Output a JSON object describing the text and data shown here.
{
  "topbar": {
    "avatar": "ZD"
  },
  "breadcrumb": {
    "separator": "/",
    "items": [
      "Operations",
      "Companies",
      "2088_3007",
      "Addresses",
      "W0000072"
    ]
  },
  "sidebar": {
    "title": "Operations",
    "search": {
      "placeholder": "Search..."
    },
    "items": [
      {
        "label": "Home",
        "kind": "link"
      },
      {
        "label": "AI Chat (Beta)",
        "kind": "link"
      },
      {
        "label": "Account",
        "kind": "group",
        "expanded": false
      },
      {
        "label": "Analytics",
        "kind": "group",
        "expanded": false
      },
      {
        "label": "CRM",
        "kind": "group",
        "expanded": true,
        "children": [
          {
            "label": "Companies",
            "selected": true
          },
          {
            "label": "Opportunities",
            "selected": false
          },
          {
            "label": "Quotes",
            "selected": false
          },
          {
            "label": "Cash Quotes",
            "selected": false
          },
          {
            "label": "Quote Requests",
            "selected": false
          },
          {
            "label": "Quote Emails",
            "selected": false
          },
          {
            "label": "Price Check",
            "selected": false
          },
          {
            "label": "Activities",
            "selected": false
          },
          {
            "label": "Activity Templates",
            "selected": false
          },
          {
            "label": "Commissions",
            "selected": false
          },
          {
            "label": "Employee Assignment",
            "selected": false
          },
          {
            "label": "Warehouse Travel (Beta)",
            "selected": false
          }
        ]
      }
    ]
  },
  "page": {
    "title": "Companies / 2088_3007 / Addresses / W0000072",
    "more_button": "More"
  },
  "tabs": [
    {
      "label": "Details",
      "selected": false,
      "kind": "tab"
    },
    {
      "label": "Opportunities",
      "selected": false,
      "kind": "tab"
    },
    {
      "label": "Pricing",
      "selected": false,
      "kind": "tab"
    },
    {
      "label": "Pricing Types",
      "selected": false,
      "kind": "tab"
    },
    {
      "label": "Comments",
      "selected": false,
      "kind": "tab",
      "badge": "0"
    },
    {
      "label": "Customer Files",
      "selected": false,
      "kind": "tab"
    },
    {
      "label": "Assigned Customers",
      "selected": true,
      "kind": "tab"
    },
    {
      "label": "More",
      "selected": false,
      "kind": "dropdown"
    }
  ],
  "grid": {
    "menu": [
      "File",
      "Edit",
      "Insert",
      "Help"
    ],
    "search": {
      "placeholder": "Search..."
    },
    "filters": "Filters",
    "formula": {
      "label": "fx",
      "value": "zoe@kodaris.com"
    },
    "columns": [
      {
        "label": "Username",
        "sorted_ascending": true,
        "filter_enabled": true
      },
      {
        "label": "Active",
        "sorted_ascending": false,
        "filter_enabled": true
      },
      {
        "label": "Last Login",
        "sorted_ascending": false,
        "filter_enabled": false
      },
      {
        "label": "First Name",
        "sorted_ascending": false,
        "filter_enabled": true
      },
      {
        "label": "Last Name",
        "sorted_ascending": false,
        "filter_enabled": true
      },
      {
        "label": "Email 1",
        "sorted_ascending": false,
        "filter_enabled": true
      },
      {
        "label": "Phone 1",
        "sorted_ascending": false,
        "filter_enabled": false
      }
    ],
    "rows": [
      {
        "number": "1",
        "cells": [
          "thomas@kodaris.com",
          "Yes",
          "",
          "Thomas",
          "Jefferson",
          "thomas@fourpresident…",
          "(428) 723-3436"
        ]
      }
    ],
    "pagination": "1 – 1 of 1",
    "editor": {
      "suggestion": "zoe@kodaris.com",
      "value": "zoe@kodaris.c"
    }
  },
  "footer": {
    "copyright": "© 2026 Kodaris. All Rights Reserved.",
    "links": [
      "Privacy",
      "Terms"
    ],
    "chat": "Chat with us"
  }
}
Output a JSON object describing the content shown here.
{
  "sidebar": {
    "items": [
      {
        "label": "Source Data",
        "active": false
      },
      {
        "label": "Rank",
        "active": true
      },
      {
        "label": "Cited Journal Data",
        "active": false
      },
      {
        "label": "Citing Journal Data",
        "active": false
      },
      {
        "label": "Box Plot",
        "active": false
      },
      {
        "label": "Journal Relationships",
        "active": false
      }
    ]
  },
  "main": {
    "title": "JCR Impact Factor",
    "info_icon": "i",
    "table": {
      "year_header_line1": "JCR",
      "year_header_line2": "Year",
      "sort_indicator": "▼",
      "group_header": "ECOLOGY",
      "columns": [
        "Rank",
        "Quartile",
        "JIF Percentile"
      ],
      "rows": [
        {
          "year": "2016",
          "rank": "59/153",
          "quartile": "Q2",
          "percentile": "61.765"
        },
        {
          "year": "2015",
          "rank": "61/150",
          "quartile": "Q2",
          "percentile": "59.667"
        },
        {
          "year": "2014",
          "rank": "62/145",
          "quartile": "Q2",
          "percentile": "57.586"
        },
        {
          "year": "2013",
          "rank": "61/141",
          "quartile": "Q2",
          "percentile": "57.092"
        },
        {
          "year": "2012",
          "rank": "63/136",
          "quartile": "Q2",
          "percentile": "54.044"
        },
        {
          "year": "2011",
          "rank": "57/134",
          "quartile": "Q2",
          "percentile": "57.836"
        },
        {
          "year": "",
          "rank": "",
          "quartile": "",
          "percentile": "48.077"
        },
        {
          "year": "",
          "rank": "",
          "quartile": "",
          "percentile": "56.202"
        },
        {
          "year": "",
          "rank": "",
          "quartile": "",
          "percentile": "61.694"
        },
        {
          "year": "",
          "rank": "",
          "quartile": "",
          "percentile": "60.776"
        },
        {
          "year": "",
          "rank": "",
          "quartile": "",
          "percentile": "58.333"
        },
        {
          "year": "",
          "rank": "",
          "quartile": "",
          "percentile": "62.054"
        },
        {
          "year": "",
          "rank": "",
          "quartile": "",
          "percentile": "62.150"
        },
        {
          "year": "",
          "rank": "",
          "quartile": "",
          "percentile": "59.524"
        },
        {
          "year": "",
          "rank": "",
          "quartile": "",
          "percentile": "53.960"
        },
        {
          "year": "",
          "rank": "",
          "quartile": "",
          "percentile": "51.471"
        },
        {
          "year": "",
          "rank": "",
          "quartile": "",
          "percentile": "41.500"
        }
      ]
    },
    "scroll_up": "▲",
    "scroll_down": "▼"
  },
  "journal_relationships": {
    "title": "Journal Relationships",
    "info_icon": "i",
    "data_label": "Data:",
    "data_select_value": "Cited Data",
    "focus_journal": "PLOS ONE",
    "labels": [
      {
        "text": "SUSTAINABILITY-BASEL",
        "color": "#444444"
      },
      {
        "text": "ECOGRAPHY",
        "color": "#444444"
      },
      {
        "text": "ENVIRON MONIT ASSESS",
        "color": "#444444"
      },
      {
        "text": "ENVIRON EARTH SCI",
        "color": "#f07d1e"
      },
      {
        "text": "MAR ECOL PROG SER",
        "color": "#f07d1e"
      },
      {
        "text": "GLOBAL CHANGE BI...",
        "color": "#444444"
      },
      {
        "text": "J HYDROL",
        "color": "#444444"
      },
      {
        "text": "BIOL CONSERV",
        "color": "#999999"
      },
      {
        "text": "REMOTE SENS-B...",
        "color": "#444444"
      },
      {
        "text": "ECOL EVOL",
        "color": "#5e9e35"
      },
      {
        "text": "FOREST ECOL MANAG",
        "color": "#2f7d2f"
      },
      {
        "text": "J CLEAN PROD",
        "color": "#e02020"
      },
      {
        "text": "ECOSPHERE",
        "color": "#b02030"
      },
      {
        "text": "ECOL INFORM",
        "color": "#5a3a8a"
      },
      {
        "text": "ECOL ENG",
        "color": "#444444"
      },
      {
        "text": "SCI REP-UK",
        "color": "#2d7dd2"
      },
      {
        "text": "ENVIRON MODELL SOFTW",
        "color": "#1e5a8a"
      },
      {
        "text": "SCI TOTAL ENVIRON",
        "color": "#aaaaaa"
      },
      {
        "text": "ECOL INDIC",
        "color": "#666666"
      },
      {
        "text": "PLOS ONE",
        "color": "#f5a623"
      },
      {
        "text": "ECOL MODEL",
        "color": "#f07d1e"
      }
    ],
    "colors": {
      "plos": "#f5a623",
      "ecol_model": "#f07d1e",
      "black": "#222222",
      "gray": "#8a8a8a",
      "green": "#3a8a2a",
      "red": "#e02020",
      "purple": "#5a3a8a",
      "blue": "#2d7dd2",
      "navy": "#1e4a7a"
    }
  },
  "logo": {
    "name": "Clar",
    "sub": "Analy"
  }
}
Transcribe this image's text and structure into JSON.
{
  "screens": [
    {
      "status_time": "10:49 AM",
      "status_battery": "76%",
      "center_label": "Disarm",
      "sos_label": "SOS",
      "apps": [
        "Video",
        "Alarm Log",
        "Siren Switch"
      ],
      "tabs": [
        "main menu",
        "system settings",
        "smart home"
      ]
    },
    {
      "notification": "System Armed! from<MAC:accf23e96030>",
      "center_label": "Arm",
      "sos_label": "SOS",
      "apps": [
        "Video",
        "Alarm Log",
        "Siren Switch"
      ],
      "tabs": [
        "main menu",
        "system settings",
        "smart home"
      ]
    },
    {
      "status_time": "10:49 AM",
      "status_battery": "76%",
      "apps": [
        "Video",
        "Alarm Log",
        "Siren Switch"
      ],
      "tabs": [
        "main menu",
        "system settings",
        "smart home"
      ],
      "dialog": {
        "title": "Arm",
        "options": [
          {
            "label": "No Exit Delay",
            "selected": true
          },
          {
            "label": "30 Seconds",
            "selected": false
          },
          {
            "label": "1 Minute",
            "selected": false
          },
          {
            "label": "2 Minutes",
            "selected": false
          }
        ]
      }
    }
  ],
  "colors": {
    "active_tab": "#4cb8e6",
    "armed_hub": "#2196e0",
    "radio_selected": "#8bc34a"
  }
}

--------

_Task directions_: Set down nothing but the lines from the one with "Transcribe this image's" through the end of the records, keeping each line exactly as written and including both ends.

_Response below_:
Transcribe this image's text and structure into JSON.
{
  "screens": [
    {
      "status_time": "10:49 AM",
      "status_battery": "76%",
      "center_label": "Disarm",
      "sos_label": "SOS",
      "apps": [
        "Video",
        "Alarm Log",
        "Siren Switch"
      ],
      "tabs": [
        "main menu",
        "system settings",
        "smart home"
      ]
    },
    {
      "notification": "System Armed! from<MAC:accf23e96030>",
      "center_label": "Arm",
      "sos_label": "SOS",
      "apps": [
        "Video",
        "Alarm Log",
        "Siren Switch"
      ],
      "tabs": [
        "main menu",
        "system settings",
        "smart home"
      ]
    },
    {
      "status_time": "10:49 AM",
      "status_battery": "76%",
      "apps": [
        "Video",
        "Alarm Log",
        "Siren Switch"
      ],
      "tabs": [
        "main menu",
        "system settings",
        "smart home"
      ],
      "dialog": {
        "title": "Arm",
        "options": [
          {
            "label": "No Exit Delay",
            "selected": true
          },
          {
            "label": "30 Seconds",
            "selected": false
          },
          {
            "label": "1 Minute",
            "selected": false
          },
          {
            "label": "2 Minutes",
            "selected": false
          }
        ]
      }
    }
  ],
  "colors": {
    "active_tab": "#4cb8e6",
    "armed_hub": "#2196e0",
    "radio_selected": "#8bc34a"
  }
}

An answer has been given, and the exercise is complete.